(Records that describe figures)
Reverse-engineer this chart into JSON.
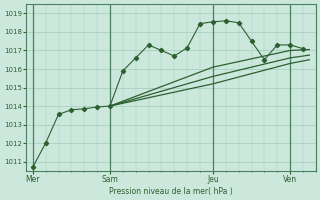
{
  "background_color": "#cce8dc",
  "grid_color": "#a0ccbb",
  "line_color": "#2d6030",
  "text_color": "#2d6030",
  "xlabel_text": "Pression niveau de la mer( hPa )",
  "x_ticks_labels": [
    "Mer",
    "Sam",
    "Jeu",
    "Ven"
  ],
  "x_ticks_pos": [
    0,
    12,
    28,
    40
  ],
  "xlim": [
    -1,
    44
  ],
  "ylim": [
    1010.5,
    1019.5
  ],
  "yticks": [
    1011,
    1012,
    1013,
    1014,
    1015,
    1016,
    1017,
    1018,
    1019
  ],
  "series1_x": [
    0,
    2,
    4,
    6,
    8,
    10,
    12,
    14,
    16,
    18,
    20,
    22,
    24,
    26,
    28,
    30,
    32,
    34,
    36,
    38,
    40,
    42
  ],
  "series1_y": [
    1010.7,
    1012.0,
    1013.55,
    1013.8,
    1013.85,
    1013.95,
    1014.0,
    1015.9,
    1016.6,
    1017.3,
    1017.0,
    1016.7,
    1017.15,
    1018.45,
    1018.55,
    1018.6,
    1018.5,
    1017.5,
    1016.5,
    1017.3,
    1017.3,
    1017.1
  ],
  "series2_x": [
    12,
    28,
    40,
    43
  ],
  "series2_y": [
    1014.0,
    1016.1,
    1017.0,
    1017.05
  ],
  "series3_x": [
    12,
    28,
    40,
    43
  ],
  "series3_y": [
    1014.0,
    1015.6,
    1016.6,
    1016.75
  ],
  "series4_x": [
    12,
    28,
    40,
    43
  ],
  "series4_y": [
    1014.0,
    1015.2,
    1016.3,
    1016.5
  ],
  "vline_positions": [
    0,
    12,
    28,
    40
  ]
}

* **Task directions**:
Your copy should hold every record word for word and none of the pictures.

* **Problem solution**:
Reverse-engineer this chart into JSON.
{
  "background_color": "#cce8dc",
  "grid_color": "#a0ccbb",
  "line_color": "#2d6030",
  "text_color": "#2d6030",
  "xlabel_text": "Pression niveau de la mer( hPa )",
  "x_ticks_labels": [
    "Mer",
    "Sam",
    "Jeu",
    "Ven"
  ],
  "x_ticks_pos": [
    0,
    12,
    28,
    40
  ],
  "xlim": [
    -1,
    44
  ],
  "ylim": [
    1010.5,
    1019.5
  ],
  "yticks": [
    1011,
    1012,
    1013,
    1014,
    1015,
    1016,
    1017,
    1018,
    1019
  ],
  "series1_x": [
    0,
    2,
    4,
    6,
    8,
    10,
    12,
    14,
    16,
    18,
    20,
    22,
    24,
    26,
    28,
    30,
    32,
    34,
    36,
    38,
    40,
    42
  ],
  "series1_y": [
    1010.7,
    1012.0,
    1013.55,
    1013.8,
    1013.85,
    1013.95,
    1014.0,
    1015.9,
    1016.6,
    1017.3,
    1017.0,
    1016.7,
    1017.15,
    1018.45,
    1018.55,
    1018.6,
    1018.5,
    1017.5,
    1016.5,
    1017.3,
    1017.3,
    1017.1
  ],
  "series2_x": [
    12,
    28,
    40,
    43
  ],
  "series2_y": [
    1014.0,
    1016.1,
    1017.0,
    1017.05
  ],
  "series3_x": [
    12,
    28,
    40,
    43
  ],
  "series3_y": [
    1014.0,
    1015.6,
    1016.6,
    1016.75
  ],
  "series4_x": [
    12,
    28,
    40,
    43
  ],
  "series4_y": [
    1014.0,
    1015.2,
    1016.3,
    1016.5
  ],
  "vline_positions": [
    0,
    12,
    28,
    40
  ]
}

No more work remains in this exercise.